» What the exercise asks
Copy every record word for word.

::: Data for this exercise :::

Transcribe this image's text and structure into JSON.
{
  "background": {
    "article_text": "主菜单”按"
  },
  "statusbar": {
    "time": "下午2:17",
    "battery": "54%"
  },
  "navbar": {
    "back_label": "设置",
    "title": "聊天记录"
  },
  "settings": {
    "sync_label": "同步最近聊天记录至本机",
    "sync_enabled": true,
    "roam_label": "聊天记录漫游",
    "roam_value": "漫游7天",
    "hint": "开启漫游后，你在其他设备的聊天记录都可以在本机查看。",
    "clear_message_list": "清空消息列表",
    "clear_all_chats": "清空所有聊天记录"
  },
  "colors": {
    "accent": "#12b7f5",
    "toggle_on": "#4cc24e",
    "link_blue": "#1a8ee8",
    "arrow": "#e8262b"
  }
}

:::

» Reply to the exercise
Transcribe this image's text and structure into JSON.
{
  "background": {
    "article_text": "主菜单”按"
  },
  "statusbar": {
    "time": "下午2:17",
    "battery": "54%"
  },
  "navbar": {
    "back_label": "设置",
    "title": "聊天记录"
  },
  "settings": {
    "sync_label": "同步最近聊天记录至本机",
    "sync_enabled": true,
    "roam_label": "聊天记录漫游",
    "roam_value": "漫游7天",
    "hint": "开启漫游后，你在其他设备的聊天记录都可以在本机查看。",
    "clear_message_list": "清空消息列表",
    "clear_all_chats": "清空所有聊天记录"
  },
  "colors": {
    "accent": "#12b7f5",
    "toggle_on": "#4cc24e",
    "link_blue": "#1a8ee8",
    "arrow": "#e8262b"
  }
}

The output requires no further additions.